▶ To do
Once you have read the records, output them exactly.
-- -- --
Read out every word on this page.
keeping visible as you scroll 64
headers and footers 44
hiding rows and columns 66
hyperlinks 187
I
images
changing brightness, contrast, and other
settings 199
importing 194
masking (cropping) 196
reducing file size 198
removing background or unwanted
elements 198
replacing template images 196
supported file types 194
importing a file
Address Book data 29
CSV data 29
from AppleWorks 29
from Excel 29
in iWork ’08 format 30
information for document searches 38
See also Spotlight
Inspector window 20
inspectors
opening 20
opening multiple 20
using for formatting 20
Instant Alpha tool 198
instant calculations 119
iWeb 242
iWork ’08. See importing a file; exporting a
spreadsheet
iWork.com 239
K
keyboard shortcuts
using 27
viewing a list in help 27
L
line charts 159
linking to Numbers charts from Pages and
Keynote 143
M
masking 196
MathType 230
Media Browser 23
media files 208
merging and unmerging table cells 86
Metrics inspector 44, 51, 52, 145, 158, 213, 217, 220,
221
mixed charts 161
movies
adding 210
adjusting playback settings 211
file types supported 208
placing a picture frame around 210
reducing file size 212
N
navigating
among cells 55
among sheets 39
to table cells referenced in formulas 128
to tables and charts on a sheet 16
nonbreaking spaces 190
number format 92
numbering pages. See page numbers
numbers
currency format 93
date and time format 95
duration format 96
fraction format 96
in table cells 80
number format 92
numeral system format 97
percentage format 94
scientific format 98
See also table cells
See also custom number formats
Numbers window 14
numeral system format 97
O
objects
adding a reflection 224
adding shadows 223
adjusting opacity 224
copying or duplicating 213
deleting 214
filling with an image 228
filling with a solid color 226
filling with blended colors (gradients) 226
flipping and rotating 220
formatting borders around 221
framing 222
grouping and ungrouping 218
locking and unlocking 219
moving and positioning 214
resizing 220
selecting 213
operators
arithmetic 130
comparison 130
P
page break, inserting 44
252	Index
-- -- --
▶ Task solution
Read out every word on this page.
keeping visible as you scroll 64
headers and footers 44
hiding rows and columns 66
hyperlinks 187
I
images
changing brightness, contrast, and other
settings 199
importing 194
masking (cropping) 196
reducing file size 198
removing background or unwanted
elements 198
replacing template images 196
supported file types 194
importing a file
Address Book data 29
CSV data 29
from AppleWorks 29
from Excel 29
in iWork ’08 format 30
information for document searches 38
See also Spotlight
Inspector window 20
inspectors
opening 20
opening multiple 20
using for formatting 20
Instant Alpha tool 198
instant calculations 119
iWeb 242
iWork ’08. See importing a file; exporting a
spreadsheet
iWork.com 239
K
keyboard shortcuts
using 27
viewing a list in help 27
L
line charts 159
linking to Numbers charts from Pages and
Keynote 143
M
masking 196
MathType 230
Media Browser 23
media files 208
merging and unmerging table cells 86
Metrics inspector 44, 51, 52, 145, 158, 213, 217, 220,
221
mixed charts 161
movies
adding 210
adjusting playback settings 211
file types supported 208
placing a picture frame around 210
reducing file size 212
N
navigating
among cells 55
among sheets 39
to table cells referenced in formulas 128
to tables and charts on a sheet 16
nonbreaking spaces 190
number format 92
numbering pages. See page numbers
numbers
currency format 93
date and time format 95
duration format 96
fraction format 96
in table cells 80
number format 92
numeral system format 97
percentage format 94
scientific format 98
See also table cells
See also custom number formats
Numbers window 14
numeral system format 97
O
objects
adding a reflection 224
adding shadows 223
adjusting opacity 224
copying or duplicating 213
deleting 214
filling with an image 228
filling with a solid color 226
filling with blended colors (gradients) 226
flipping and rotating 220
formatting borders around 221
framing 222
grouping and ungrouping 218
locking and unlocking 219
moving and positioning 214
resizing 220
selecting 213
operators
arithmetic 130
comparison 130
P
page break, inserting 44
252	Index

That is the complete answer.